■ What is needed: Reproduce every record exactly as it appears, but not the pictures.

Dataset rows about figures:
= = = = =
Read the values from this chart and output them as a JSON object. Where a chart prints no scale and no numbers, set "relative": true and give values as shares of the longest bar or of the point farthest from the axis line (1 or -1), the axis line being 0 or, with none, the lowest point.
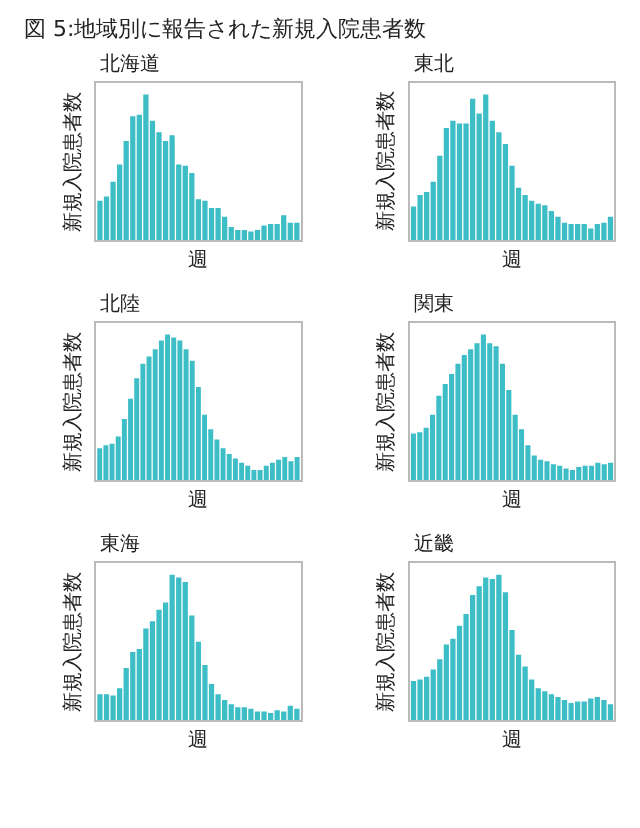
{
  "chart_data": [
    {
      "type": "other",
      "title": "図 5:地域別に報告された新規入院患者数"
    },
    {
      "type": "bar",
      "title": "北海道",
      "xlabel": "週",
      "ylabel": "新規入院患者数",
      "relative": true,
      "tick_labels": false,
      "color": "#3dbdc6",
      "categories": [
        null,
        null,
        null,
        null,
        null,
        null,
        null,
        null,
        null,
        null,
        null,
        null,
        null,
        null,
        null,
        null,
        null,
        null,
        null,
        null,
        null,
        null,
        null,
        null,
        null,
        null,
        null,
        null,
        null,
        null,
        null
      ],
      "values": [
        0.27,
        0.3,
        0.4,
        0.52,
        0.68,
        0.85,
        0.86,
        1.0,
        0.82,
        0.74,
        0.68,
        0.72,
        0.52,
        0.51,
        0.46,
        0.28,
        0.27,
        0.22,
        0.22,
        0.16,
        0.09,
        0.07,
        0.07,
        0.06,
        0.07,
        0.1,
        0.11,
        0.11,
        0.17,
        0.12,
        0.12
      ]
    },
    {
      "type": "bar",
      "title": "東北",
      "xlabel": "週",
      "ylabel": "新規入院患者数",
      "relative": true,
      "tick_labels": false,
      "color": "#3dbdc6",
      "categories": [
        null,
        null,
        null,
        null,
        null,
        null,
        null,
        null,
        null,
        null,
        null,
        null,
        null,
        null,
        null,
        null,
        null,
        null,
        null,
        null,
        null,
        null,
        null,
        null,
        null,
        null,
        null,
        null,
        null,
        null,
        null
      ],
      "values": [
        0.23,
        0.31,
        0.33,
        0.4,
        0.58,
        0.77,
        0.82,
        0.8,
        0.8,
        0.97,
        0.87,
        1.0,
        0.82,
        0.74,
        0.66,
        0.51,
        0.36,
        0.31,
        0.27,
        0.25,
        0.24,
        0.2,
        0.16,
        0.12,
        0.11,
        0.11,
        0.11,
        0.08,
        0.11,
        0.12,
        0.16
      ]
    },
    {
      "type": "bar",
      "title": "北陸",
      "xlabel": "週",
      "ylabel": "新規入院患者数",
      "relative": true,
      "tick_labels": false,
      "color": "#3dbdc6",
      "categories": [
        null,
        null,
        null,
        null,
        null,
        null,
        null,
        null,
        null,
        null,
        null,
        null,
        null,
        null,
        null,
        null,
        null,
        null,
        null,
        null,
        null,
        null,
        null,
        null,
        null,
        null,
        null,
        null,
        null,
        null,
        null,
        null,
        null
      ],
      "values": [
        0.22,
        0.24,
        0.25,
        0.3,
        0.42,
        0.56,
        0.7,
        0.8,
        0.85,
        0.9,
        0.96,
        1.0,
        0.98,
        0.96,
        0.9,
        0.82,
        0.64,
        0.45,
        0.35,
        0.28,
        0.22,
        0.18,
        0.15,
        0.12,
        0.1,
        0.07,
        0.07,
        0.1,
        0.12,
        0.14,
        0.16,
        0.13,
        0.16
      ]
    },
    {
      "type": "bar",
      "title": "関東",
      "xlabel": "週",
      "ylabel": "新規入院患者数",
      "relative": true,
      "tick_labels": false,
      "color": "#3dbdc6",
      "categories": [
        null,
        null,
        null,
        null,
        null,
        null,
        null,
        null,
        null,
        null,
        null,
        null,
        null,
        null,
        null,
        null,
        null,
        null,
        null,
        null,
        null,
        null,
        null,
        null,
        null,
        null,
        null,
        null,
        null,
        null,
        null,
        null
      ],
      "values": [
        0.32,
        0.33,
        0.36,
        0.45,
        0.58,
        0.66,
        0.73,
        0.8,
        0.86,
        0.9,
        0.94,
        1.0,
        0.94,
        0.92,
        0.8,
        0.62,
        0.45,
        0.35,
        0.24,
        0.17,
        0.14,
        0.13,
        0.11,
        0.1,
        0.08,
        0.07,
        0.09,
        0.1,
        0.1,
        0.12,
        0.11,
        0.12
      ]
    },
    {
      "type": "bar",
      "title": "東海",
      "xlabel": "週",
      "ylabel": "新規入院患者数",
      "relative": true,
      "tick_labels": false,
      "color": "#3dbdc6",
      "categories": [
        null,
        null,
        null,
        null,
        null,
        null,
        null,
        null,
        null,
        null,
        null,
        null,
        null,
        null,
        null,
        null,
        null,
        null,
        null,
        null,
        null,
        null,
        null,
        null,
        null,
        null,
        null,
        null,
        null,
        null,
        null
      ],
      "values": [
        0.18,
        0.18,
        0.17,
        0.22,
        0.36,
        0.47,
        0.49,
        0.63,
        0.68,
        0.76,
        0.81,
        1.0,
        0.98,
        0.95,
        0.72,
        0.54,
        0.38,
        0.25,
        0.18,
        0.14,
        0.11,
        0.09,
        0.09,
        0.08,
        0.06,
        0.06,
        0.05,
        0.07,
        0.06,
        0.1,
        0.08
      ]
    },
    {
      "type": "bar",
      "title": "近畿",
      "xlabel": "週",
      "ylabel": "新規入院患者数",
      "relative": true,
      "tick_labels": false,
      "color": "#3dbdc6",
      "categories": [
        null,
        null,
        null,
        null,
        null,
        null,
        null,
        null,
        null,
        null,
        null,
        null,
        null,
        null,
        null,
        null,
        null,
        null,
        null,
        null,
        null,
        null,
        null,
        null,
        null,
        null,
        null,
        null,
        null,
        null,
        null
      ],
      "values": [
        0.27,
        0.28,
        0.3,
        0.35,
        0.42,
        0.52,
        0.56,
        0.65,
        0.73,
        0.86,
        0.92,
        0.98,
        0.97,
        1.0,
        0.88,
        0.62,
        0.45,
        0.37,
        0.28,
        0.22,
        0.2,
        0.18,
        0.16,
        0.14,
        0.12,
        0.13,
        0.13,
        0.15,
        0.16,
        0.14,
        0.11
      ]
    }
  ]
}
= = = = =
■ Answer to this task:
Read the values from this chart and output them as a JSON object. Where a chart prints no scale and no numbers, set "relative": true and give values as shares of the longest bar or of the point farthest from the axis line (1 or -1), the axis line being 0 or, with none, the lowest point.
{
  "chart_data": [
    {
      "type": "other",
      "title": "図 5:地域別に報告された新規入院患者数"
    },
    {
      "type": "bar",
      "title": "北海道",
      "xlabel": "週",
      "ylabel": "新規入院患者数",
      "relative": true,
      "tick_labels": false,
      "color": "#3dbdc6",
      "categories": [
        null,
        null,
        null,
        null,
        null,
        null,
        null,
        null,
        null,
        null,
        null,
        null,
        null,
        null,
        null,
        null,
        null,
        null,
        null,
        null,
        null,
        null,
        null,
        null,
        null,
        null,
        null,
        null,
        null,
        null,
        null
      ],
      "values": [
        0.27,
        0.3,
        0.4,
        0.52,
        0.68,
        0.85,
        0.86,
        1.0,
        0.82,
        0.74,
        0.68,
        0.72,
        0.52,
        0.51,
        0.46,
        0.28,
        0.27,
        0.22,
        0.22,
        0.16,
        0.09,
        0.07,
        0.07,
        0.06,
        0.07,
        0.1,
        0.11,
        0.11,
        0.17,
        0.12,
        0.12
      ]
    },
    {
      "type": "bar",
      "title": "東北",
      "xlabel": "週",
      "ylabel": "新規入院患者数",
      "relative": true,
      "tick_labels": false,
      "color": "#3dbdc6",
      "categories": [
        null,
        null,
        null,
        null,
        null,
        null,
        null,
        null,
        null,
        null,
        null,
        null,
        null,
        null,
        null,
        null,
        null,
        null,
        null,
        null,
        null,
        null,
        null,
        null,
        null,
        null,
        null,
        null,
        null,
        null,
        null
      ],
      "values": [
        0.23,
        0.31,
        0.33,
        0.4,
        0.58,
        0.77,
        0.82,
        0.8,
        0.8,
        0.97,
        0.87,
        1.0,
        0.82,
        0.74,
        0.66,
        0.51,
        0.36,
        0.31,
        0.27,
        0.25,
        0.24,
        0.2,
        0.16,
        0.12,
        0.11,
        0.11,
        0.11,
        0.08,
        0.11,
        0.12,
        0.16
      ]
    },
    {
      "type": "bar",
      "title": "北陸",
      "xlabel": "週",
      "ylabel": "新規入院患者数",
      "relative": true,
      "tick_labels": false,
      "color": "#3dbdc6",
      "categories": [
        null,
        null,
        null,
        null,
        null,
        null,
        null,
        null,
        null,
        null,
        null,
        null,
        null,
        null,
        null,
        null,
        null,
        null,
        null,
        null,
        null,
        null,
        null,
        null,
        null,
        null,
        null,
        null,
        null,
        null,
        null,
        null,
        null
      ],
      "values": [
        0.22,
        0.24,
        0.25,
        0.3,
        0.42,
        0.56,
        0.7,
        0.8,
        0.85,
        0.9,
        0.96,
        1.0,
        0.98,
        0.96,
        0.9,
        0.82,
        0.64,
        0.45,
        0.35,
        0.28,
        0.22,
        0.18,
        0.15,
        0.12,
        0.1,
        0.07,
        0.07,
        0.1,
        0.12,
        0.14,
        0.16,
        0.13,
        0.16
      ]
    },
    {
      "type": "bar",
      "title": "関東",
      "xlabel": "週",
      "ylabel": "新規入院患者数",
      "relative": true,
      "tick_labels": false,
      "color": "#3dbdc6",
      "categories": [
        null,
        null,
        null,
        null,
        null,
        null,
        null,
        null,
        null,
        null,
        null,
        null,
        null,
        null,
        null,
        null,
        null,
        null,
        null,
        null,
        null,
        null,
        null,
        null,
        null,
        null,
        null,
        null,
        null,
        null,
        null,
        null
      ],
      "values": [
        0.32,
        0.33,
        0.36,
        0.45,
        0.58,
        0.66,
        0.73,
        0.8,
        0.86,
        0.9,
        0.94,
        1.0,
        0.94,
        0.92,
        0.8,
        0.62,
        0.45,
        0.35,
        0.24,
        0.17,
        0.14,
        0.13,
        0.11,
        0.1,
        0.08,
        0.07,
        0.09,
        0.1,
        0.1,
        0.12,
        0.11,
        0.12
      ]
    },
    {
      "type": "bar",
      "title": "東海",
      "xlabel": "週",
      "ylabel": "新規入院患者数",
      "relative": true,
      "tick_labels": false,
      "color": "#3dbdc6",
      "categories": [
        null,
        null,
        null,
        null,
        null,
        null,
        null,
        null,
        null,
        null,
        null,
        null,
        null,
        null,
        null,
        null,
        null,
        null,
        null,
        null,
        null,
        null,
        null,
        null,
        null,
        null,
        null,
        null,
        null,
        null,
        null
      ],
      "values": [
        0.18,
        0.18,
        0.17,
        0.22,
        0.36,
        0.47,
        0.49,
        0.63,
        0.68,
        0.76,
        0.81,
        1.0,
        0.98,
        0.95,
        0.72,
        0.54,
        0.38,
        0.25,
        0.18,
        0.14,
        0.11,
        0.09,
        0.09,
        0.08,
        0.06,
        0.06,
        0.05,
        0.07,
        0.06,
        0.1,
        0.08
      ]
    },
    {
      "type": "bar",
      "title": "近畿",
      "xlabel": "週",
      "ylabel": "新規入院患者数",
      "relative": true,
      "tick_labels": false,
      "color": "#3dbdc6",
      "categories": [
        null,
        null,
        null,
        null,
        null,
        null,
        null,
        null,
        null,
        null,
        null,
        null,
        null,
        null,
        null,
        null,
        null,
        null,
        null,
        null,
        null,
        null,
        null,
        null,
        null,
        null,
        null,
        null,
        null,
        null,
        null
      ],
      "values": [
        0.27,
        0.28,
        0.3,
        0.35,
        0.42,
        0.52,
        0.56,
        0.65,
        0.73,
        0.86,
        0.92,
        0.98,
        0.97,
        1.0,
        0.88,
        0.62,
        0.45,
        0.37,
        0.28,
        0.22,
        0.2,
        0.18,
        0.16,
        0.14,
        0.12,
        0.13,
        0.13,
        0.15,
        0.16,
        0.14,
        0.11
      ]
    }
  ]
}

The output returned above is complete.